Segment Open

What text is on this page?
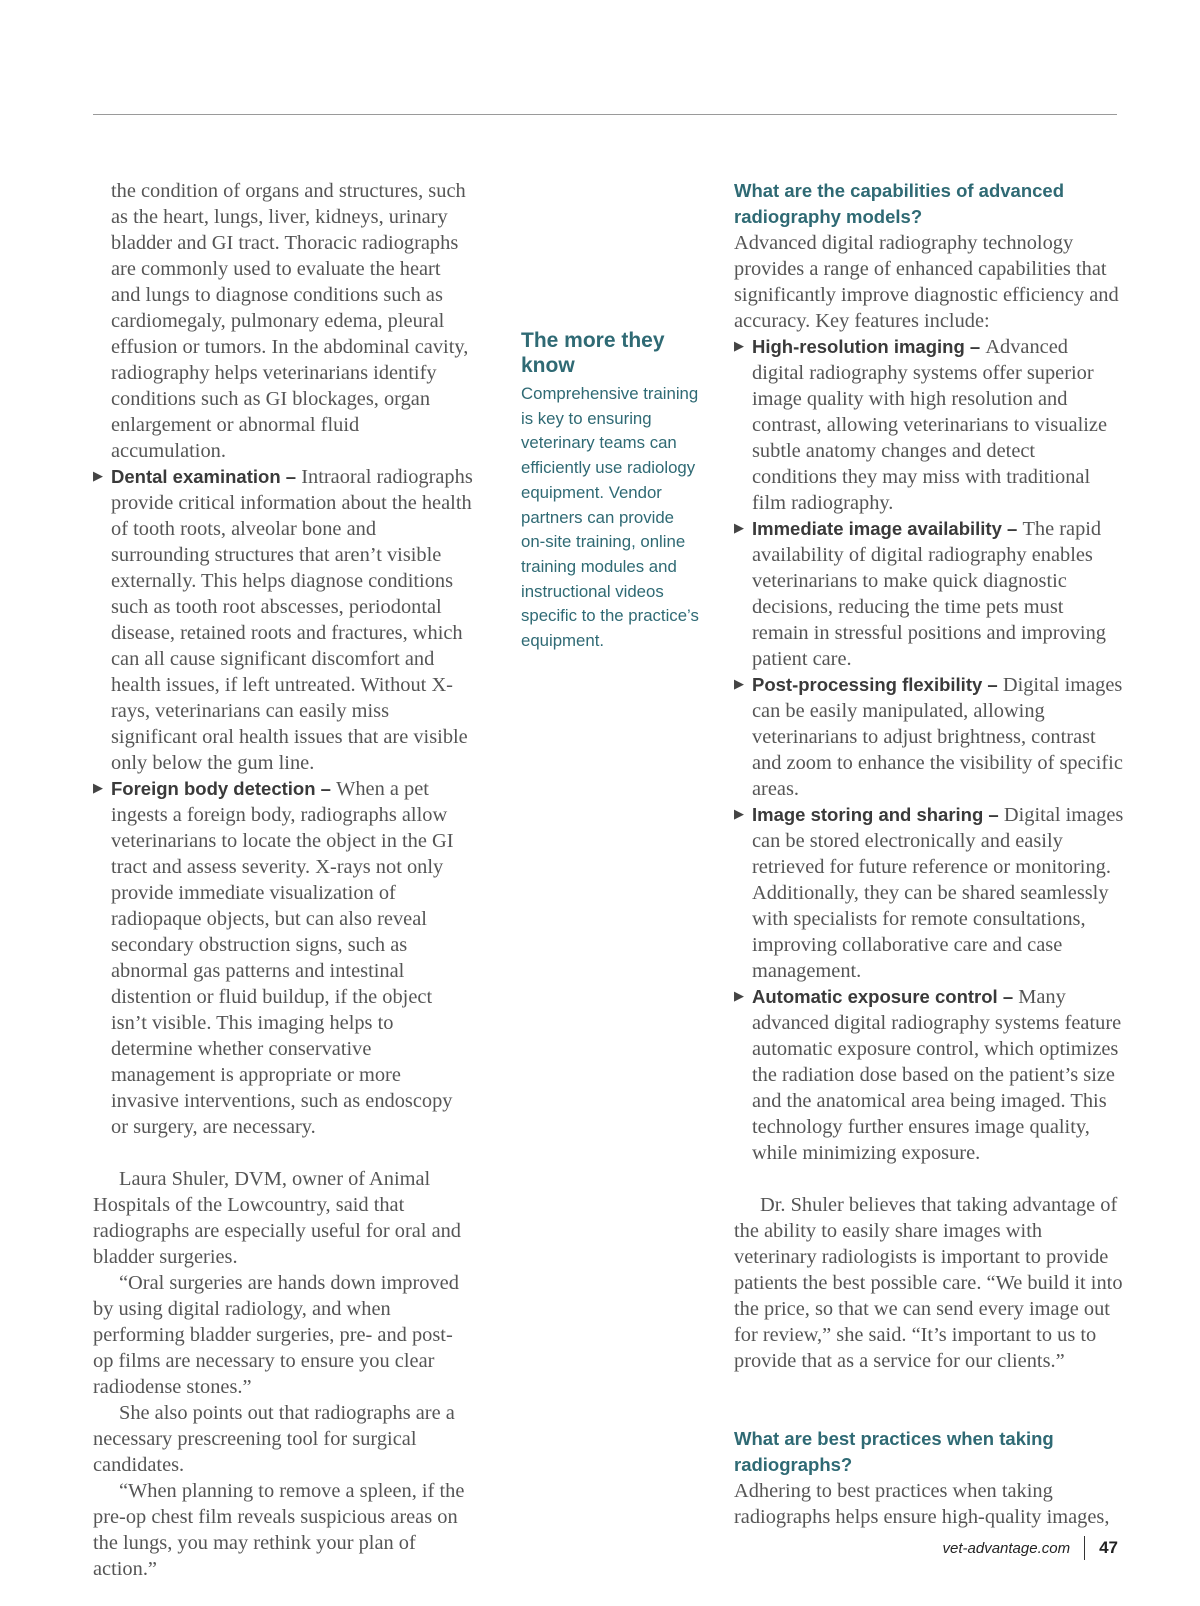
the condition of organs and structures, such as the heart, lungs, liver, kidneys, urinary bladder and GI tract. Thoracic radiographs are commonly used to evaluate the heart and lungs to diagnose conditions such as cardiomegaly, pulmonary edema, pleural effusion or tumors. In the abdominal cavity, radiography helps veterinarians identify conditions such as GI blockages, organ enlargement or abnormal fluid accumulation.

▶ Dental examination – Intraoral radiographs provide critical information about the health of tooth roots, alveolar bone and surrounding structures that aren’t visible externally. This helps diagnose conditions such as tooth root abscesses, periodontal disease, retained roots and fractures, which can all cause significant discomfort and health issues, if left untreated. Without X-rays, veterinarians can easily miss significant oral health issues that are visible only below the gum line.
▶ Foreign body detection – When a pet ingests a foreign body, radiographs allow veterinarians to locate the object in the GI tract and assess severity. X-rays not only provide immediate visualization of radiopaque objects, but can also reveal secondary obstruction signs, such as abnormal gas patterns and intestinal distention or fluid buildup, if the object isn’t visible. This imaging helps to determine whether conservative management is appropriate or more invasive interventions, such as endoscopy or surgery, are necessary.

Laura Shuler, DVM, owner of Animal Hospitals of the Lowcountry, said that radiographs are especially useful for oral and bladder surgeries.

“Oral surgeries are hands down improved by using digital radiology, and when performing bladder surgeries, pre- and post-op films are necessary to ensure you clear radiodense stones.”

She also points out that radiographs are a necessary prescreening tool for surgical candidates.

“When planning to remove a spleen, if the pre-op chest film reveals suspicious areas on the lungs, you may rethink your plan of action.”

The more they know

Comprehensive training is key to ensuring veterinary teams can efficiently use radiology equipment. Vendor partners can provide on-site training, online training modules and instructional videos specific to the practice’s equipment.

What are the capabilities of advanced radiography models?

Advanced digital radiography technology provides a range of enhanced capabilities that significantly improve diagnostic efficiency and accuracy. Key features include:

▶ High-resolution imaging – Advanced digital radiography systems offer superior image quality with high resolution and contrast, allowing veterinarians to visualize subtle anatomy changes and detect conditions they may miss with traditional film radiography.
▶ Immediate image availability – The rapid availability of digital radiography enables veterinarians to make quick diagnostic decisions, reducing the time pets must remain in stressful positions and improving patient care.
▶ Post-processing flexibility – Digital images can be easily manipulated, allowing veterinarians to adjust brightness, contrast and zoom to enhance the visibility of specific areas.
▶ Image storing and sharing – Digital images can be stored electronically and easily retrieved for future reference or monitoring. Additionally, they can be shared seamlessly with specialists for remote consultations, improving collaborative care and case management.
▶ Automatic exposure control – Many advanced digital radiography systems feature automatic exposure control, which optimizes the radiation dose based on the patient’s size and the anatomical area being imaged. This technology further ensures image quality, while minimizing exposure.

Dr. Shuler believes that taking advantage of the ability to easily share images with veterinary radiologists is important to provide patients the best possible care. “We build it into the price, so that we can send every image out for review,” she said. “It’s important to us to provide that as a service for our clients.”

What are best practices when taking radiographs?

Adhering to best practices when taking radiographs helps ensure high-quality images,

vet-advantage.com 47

Segment Closed

Show the lines above with "care".

Written answer:
▶ Immediate image availability – The rapid availability of digital radiography enables veterinarians to make quick diagnostic decisions, reducing the time pets must remain in stressful positions and improving patient care.
▶ Image storing and sharing – Digital images can be stored electronically and easily retrieved for future reference or monitoring. Additionally, they can be shared seamlessly with specialists for remote consultations, improving collaborative care and case management.
Dr. Shuler believes that taking advantage of the ability to easily share images with veterinary radiologists is important to provide patients the best possible care. “We build it into the price, so that we can send every image out for review,” she said. “It’s important to us to provide that as a service for our clients.”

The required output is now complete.